__EXERCISE OBJECTIVE__
Rewrite the lines from the line containing "notes-cell: Roundtri... (293, 110, 328, 114)" through the line containing "flag-label: Flag (181, 321, 189, 325)", switching "Scheduler" to "Planner" and leaving everything else unchanged.

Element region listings
════
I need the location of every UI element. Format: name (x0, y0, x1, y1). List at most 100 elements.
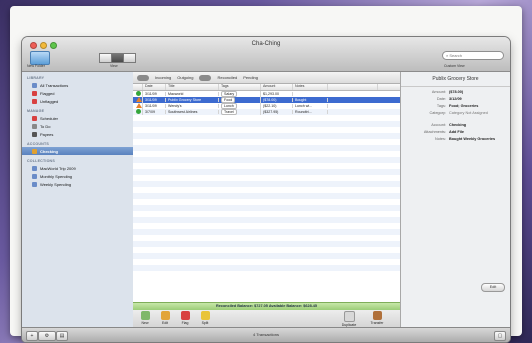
notes-cell: Roundtri... (293, 110, 328, 114)
filter-incoming[interactable]: Incoming (155, 75, 171, 80)
detail-field-key: Notes: (435, 137, 446, 141)
sidebar-item-label: Scheduler (40, 115, 59, 121)
info-icon[interactable]: ▢ (494, 331, 506, 341)
flag-label: Flag (181, 321, 189, 325)
col-title[interactable]: Title (166, 84, 219, 90)
detail-field: Category: Category Not Assigned (401, 111, 510, 115)
detail-field-value: Bought Weekly Groceries (449, 137, 496, 141)
search-placeholder: Search (449, 53, 463, 58)
collection-icon (32, 165, 37, 171)
sidebar-section-header[interactable]: COLLECTIONS (27, 159, 133, 163)
flag-icon (180, 311, 190, 320)
new-button[interactable]: New (137, 311, 153, 325)
detail-field-key: Date: (436, 97, 446, 101)
sidebar-item-label: Monthly Spending (40, 173, 73, 179)
sidebar-item-all-transactions[interactable]: All Transactions (22, 81, 133, 89)
list-icon (32, 82, 37, 88)
transaction-list: 3/11/09 Macworld Salary $1,293.00 3/11/09 Pub… (133, 91, 400, 277)
detail-field: Amount: ($78.00) (401, 90, 510, 94)
empty-row (133, 271, 400, 277)
calendar-icon (32, 115, 37, 121)
pencil-icon (160, 311, 170, 320)
search-field[interactable]: ⌕ Search (442, 51, 504, 60)
detail-edit-button[interactable]: Edit (481, 283, 505, 292)
filter-pending[interactable]: Pending (243, 75, 258, 80)
detail-fields: Amount: ($78.00) Date: 3/12/09 Tags: Food; Gr… (401, 90, 510, 141)
detail-field: Date: 3/12/09 (401, 97, 510, 101)
title-cell: Wendy's (166, 104, 219, 108)
detail-field: Tags: Food; Groceries (401, 104, 510, 108)
detail-field: Account: Checking (401, 123, 510, 127)
col-status[interactable] (133, 84, 143, 90)
detail-field-key: Category: (429, 111, 446, 115)
warning-icon (136, 103, 142, 108)
date-cell: 3/7/09 (143, 110, 166, 114)
view-segmented-control[interactable] (99, 53, 136, 63)
app-window: Cha-Ching New Folder View ⌕ Search Custo… (22, 37, 510, 342)
split-icon (200, 311, 210, 320)
sidebar-item-checking[interactable]: Checking (22, 147, 133, 155)
checklist-icon (32, 123, 37, 129)
detail-field-value[interactable]: Add File (449, 130, 507, 134)
flag-button[interactable]: Flag (177, 311, 193, 325)
title-cell: Macworld (166, 92, 219, 96)
check-circle-icon (136, 109, 141, 114)
transactions-pane: Incoming Outgoing Reconciled Pending Dat… (133, 72, 401, 327)
col-amount[interactable]: Amount (261, 84, 293, 90)
flag-icon (32, 90, 37, 96)
split-button[interactable]: Split (197, 311, 213, 325)
sidebar-item-weekly-spending[interactable]: Weekly Spending (22, 180, 133, 188)
title-bar: Cha-Ching New Folder View ⌕ Search Custo… (22, 37, 510, 72)
split-label: Split (201, 321, 209, 325)
amount-cell: ($22.10) (261, 104, 293, 108)
sidebar-item-payees[interactable]: Payees (22, 130, 133, 138)
filter-toggle-1[interactable] (137, 74, 149, 81)
detail-field: Attachments: Add File (401, 130, 510, 134)
edit-transaction-button[interactable]: Edit (157, 311, 173, 325)
detail-field-value: Food; Groceries (449, 104, 479, 108)
sidebar-item-unflagged[interactable]: Unflagged (22, 97, 133, 105)
window-title: Cha-Ching (251, 41, 281, 47)
title-cell: Publix Grocery Store (166, 98, 219, 102)
title-cell: Southwest Airlines (166, 110, 219, 114)
transfer-button[interactable]: Transfer (369, 311, 385, 325)
amount-cell: $1,293.00 (261, 92, 293, 96)
bottom-bar: + ⚙ ▤ 4 Transactions ▢ (22, 327, 510, 342)
sidebar-item-label: Checking (40, 148, 59, 154)
filter-reconciled[interactable]: Reconciled (217, 75, 237, 80)
tag-token[interactable]: Travel (221, 109, 237, 115)
sidebar-item-label: All Transactions (40, 82, 69, 88)
flag-outline-icon (32, 98, 37, 104)
sidebar-item-macworld-trip-2009[interactable]: MacWorld Trip 2009 (22, 164, 133, 172)
sidebar-section-header[interactable]: ACCOUNTS (27, 142, 133, 146)
collection-icon (32, 181, 37, 187)
filter-toggle-2[interactable] (199, 74, 212, 81)
sidebar-item-to-do[interactable]: To Do (22, 122, 133, 130)
filter-bar: Incoming Outgoing Reconciled Pending (133, 72, 400, 84)
balance-bar: Reconciled Balance: $727.05 Available Ba… (133, 302, 400, 310)
amount-cell: ($327.95) (261, 110, 293, 114)
duplicate-button[interactable]: Duplicate (341, 311, 357, 327)
filter-outgoing[interactable]: Outgoing (177, 75, 193, 80)
detail-field-value: ($78.00) (449, 90, 464, 94)
view-mode-3-icon[interactable] (123, 53, 136, 63)
warning-icon (136, 97, 142, 102)
detail-field-key: Amount: (431, 90, 446, 94)
view-label: View (110, 64, 118, 68)
transfer-label: Transfer (370, 321, 384, 325)
col-tags[interactable]: Tags (219, 84, 261, 90)
col-date[interactable]: Date (143, 84, 166, 90)
transfer-icon (372, 311, 382, 320)
sidebar-item-scheduler[interactable]: Scheduler (22, 114, 133, 122)
sidebar-item-monthly-spending[interactable]: Monthly Spending (22, 172, 133, 180)
date-cell: 3/11/09 (143, 98, 166, 102)
sidebar-item-flagged[interactable]: Flagged (22, 89, 133, 97)
col-notes[interactable]: Notes (293, 84, 328, 90)
detail-edit-label: Edit (481, 283, 505, 292)
duplicate-icon (343, 311, 355, 322)
new-folder-button[interactable] (30, 51, 50, 65)
amount-cell: ($78.00) (261, 98, 293, 102)
action-bar: New Edit Flag Split Duplicate Transfer (133, 310, 400, 327)
sidebar-section-header[interactable]: MANAGE (27, 109, 133, 113)
sidebar-section-header[interactable]: LIBRARY (27, 76, 133, 80)
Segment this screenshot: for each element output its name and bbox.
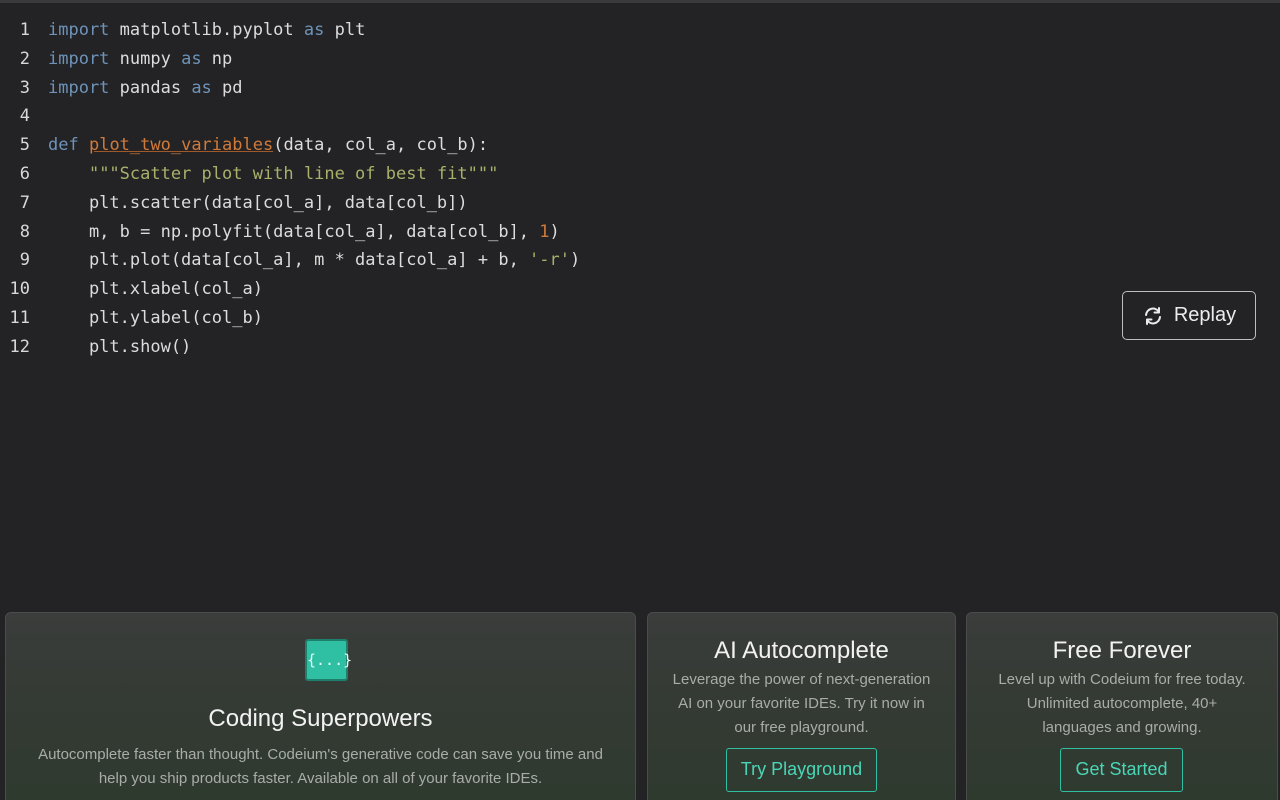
line-number: 7 bbox=[19, 192, 30, 213]
code-line[interactable]: 10 plt.xlabel(col_a) bbox=[0, 275, 1100, 304]
code-token: plt.plot(data[col_a], m * data[col_a] + … bbox=[48, 250, 530, 271]
card-title: Coding Superpowers bbox=[208, 705, 433, 732]
line-number: 5 bbox=[19, 135, 30, 156]
code-text: plt.xlabel(col_a) bbox=[48, 275, 263, 304]
replay-button[interactable]: Replay bbox=[1122, 291, 1256, 340]
code-token: ) bbox=[549, 221, 560, 242]
code-token: plt.xlabel(col_a) bbox=[48, 279, 263, 300]
line-number: 6 bbox=[19, 163, 30, 184]
code-line[interactable]: 1 import matplotlib.pyplot as plt bbox=[0, 16, 1100, 45]
code-token: import bbox=[48, 20, 110, 40]
code-token: plt.scatter(data[col_a], data[col_b]) bbox=[48, 192, 468, 213]
card-desc-line: languages and growing. bbox=[1042, 719, 1202, 736]
code-line[interactable]: 4 bbox=[0, 102, 1100, 131]
code-token: as bbox=[191, 77, 212, 98]
code-token: as bbox=[303, 20, 325, 40]
code-text: plt.show() bbox=[48, 333, 191, 362]
code-text: plt.ylabel(col_b) bbox=[48, 304, 263, 333]
card-desc-line: Autocomplete faster than thought. Codeiu… bbox=[38, 746, 603, 763]
code-text: import matplotlib.pyplot as plt bbox=[48, 16, 365, 45]
code-token: '-r' bbox=[529, 250, 570, 271]
code-token: """Scatter plot with line of best fit""" bbox=[88, 163, 499, 184]
code-editor[interactable]: 1 import matplotlib.pyplot as plt 2 import … bbox=[0, 16, 1100, 362]
line-number: 8 bbox=[19, 221, 30, 242]
code-token: as bbox=[181, 48, 202, 69]
code-token: pd bbox=[211, 77, 243, 98]
code-token: plt.ylabel(col_b) bbox=[48, 307, 263, 328]
code-token: plot_two_variables bbox=[88, 135, 274, 156]
code-text: import pandas as pd bbox=[48, 74, 243, 103]
line-number: 9 bbox=[19, 250, 30, 271]
code-line[interactable]: 8 m, b = np.polyfit(data[col_a], data[co… bbox=[0, 218, 1100, 247]
code-token: matplotlib.pyplot bbox=[109, 20, 304, 40]
card-coding-superpowers: {...} Coding Superpowers Autocomplete fa… bbox=[5, 612, 636, 800]
card-title: AI Autocomplete bbox=[714, 637, 889, 664]
line-number: 11 bbox=[9, 307, 30, 328]
code-line[interactable]: 11 plt.ylabel(col_b) bbox=[0, 304, 1100, 333]
line-number: 3 bbox=[19, 77, 30, 98]
get-started-button[interactable]: Get Started bbox=[1060, 748, 1183, 792]
line-number: 1 bbox=[19, 20, 30, 40]
code-text: def plot_two_variables(data, col_a, col_… bbox=[48, 131, 488, 160]
code-text: m, b = np.polyfit(data[col_a], data[col_… bbox=[48, 218, 560, 247]
code-line[interactable]: 5 def plot_two_variables(data, col_a, col… bbox=[0, 131, 1100, 160]
code-token: m, b = np.polyfit(data[col_a], data[col_… bbox=[48, 221, 540, 242]
card-description: Autocomplete faster than thought. Codeiu… bbox=[24, 743, 617, 791]
code-token: import bbox=[48, 48, 110, 69]
code-line[interactable]: 2 import numpy as np bbox=[0, 45, 1100, 74]
code-token: import bbox=[48, 77, 110, 98]
code-token: np bbox=[201, 48, 233, 69]
code-text: plt.plot(data[col_a], m * data[col_a] + … bbox=[48, 246, 580, 275]
top-border bbox=[0, 0, 1280, 3]
line-number: 2 bbox=[19, 48, 30, 69]
code-token: plt bbox=[324, 20, 366, 40]
code-token: (data, col_a, col_b): bbox=[273, 135, 489, 156]
refresh-icon bbox=[1142, 306, 1164, 326]
card-free-forever: Free Forever Level up with Codeium for f… bbox=[966, 612, 1278, 800]
line-number: 12 bbox=[9, 336, 30, 357]
code-text: """Scatter plot with line of best fit""" bbox=[48, 160, 498, 189]
replay-label: Replay bbox=[1173, 304, 1237, 326]
line-number: 4 bbox=[19, 106, 30, 127]
code-line[interactable]: 12 plt.show() bbox=[0, 333, 1100, 362]
code-token: ) bbox=[570, 250, 581, 271]
code-token: 1 bbox=[539, 221, 550, 242]
code-line[interactable]: 3 import pandas as pd bbox=[0, 74, 1100, 103]
code-token: pandas bbox=[109, 77, 192, 98]
code-line[interactable]: 9 plt.plot(data[col_a], m * data[col_a] … bbox=[0, 246, 1100, 275]
code-braces-icon: {...} bbox=[305, 639, 352, 681]
card-desc-line: help you ship products faster. Available… bbox=[98, 770, 543, 787]
code-token: numpy bbox=[109, 48, 182, 69]
card-ai-autocomplete: AI Autocomplete Leverage the power of ne… bbox=[647, 612, 956, 800]
card-desc-line: our free playground. bbox=[734, 719, 869, 736]
card-desc-line: Unlimited autocomplete, 40+ bbox=[1026, 695, 1218, 712]
card-description: Level up with Codeium for free today. Un… bbox=[985, 668, 1259, 740]
card-desc-line: Leverage the power of next-generation bbox=[672, 671, 931, 688]
code-line[interactable]: 6 """Scatter plot with line of best fit"… bbox=[0, 160, 1100, 189]
code-text: import numpy as np bbox=[48, 45, 232, 74]
try-playground-button[interactable]: Try Playground bbox=[726, 748, 877, 792]
code-text: plt.scatter(data[col_a], data[col_b]) bbox=[48, 189, 468, 218]
code-token: plt.show() bbox=[48, 336, 192, 357]
card-title: Free Forever bbox=[1052, 637, 1192, 664]
card-desc-line: AI on your favorite IDEs. Try it now in bbox=[678, 695, 925, 712]
line-number: 10 bbox=[9, 279, 30, 300]
card-description: Leverage the power of next-generation AI… bbox=[664, 668, 939, 740]
code-line[interactable]: 7 plt.scatter(data[col_a], data[col_b]) bbox=[0, 189, 1100, 218]
code-token: def bbox=[48, 135, 79, 156]
card-desc-line: Level up with Codeium for free today. bbox=[998, 671, 1246, 688]
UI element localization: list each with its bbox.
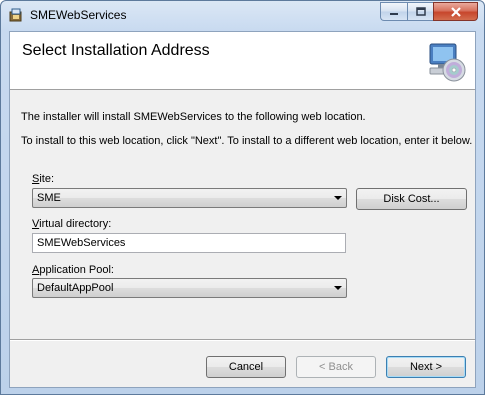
════
__ANSWER IN FULL__
notes-cell: Roundtri... (293, 110, 328, 114)
filter-incoming[interactable]: Incoming (155, 75, 171, 80)
detail-field-key: Notes: (435, 137, 446, 141)
sidebar-item-label: Planner (40, 115, 59, 121)
info-icon[interactable]: ▢ (494, 331, 506, 341)
flag-label: Flag (181, 321, 189, 325)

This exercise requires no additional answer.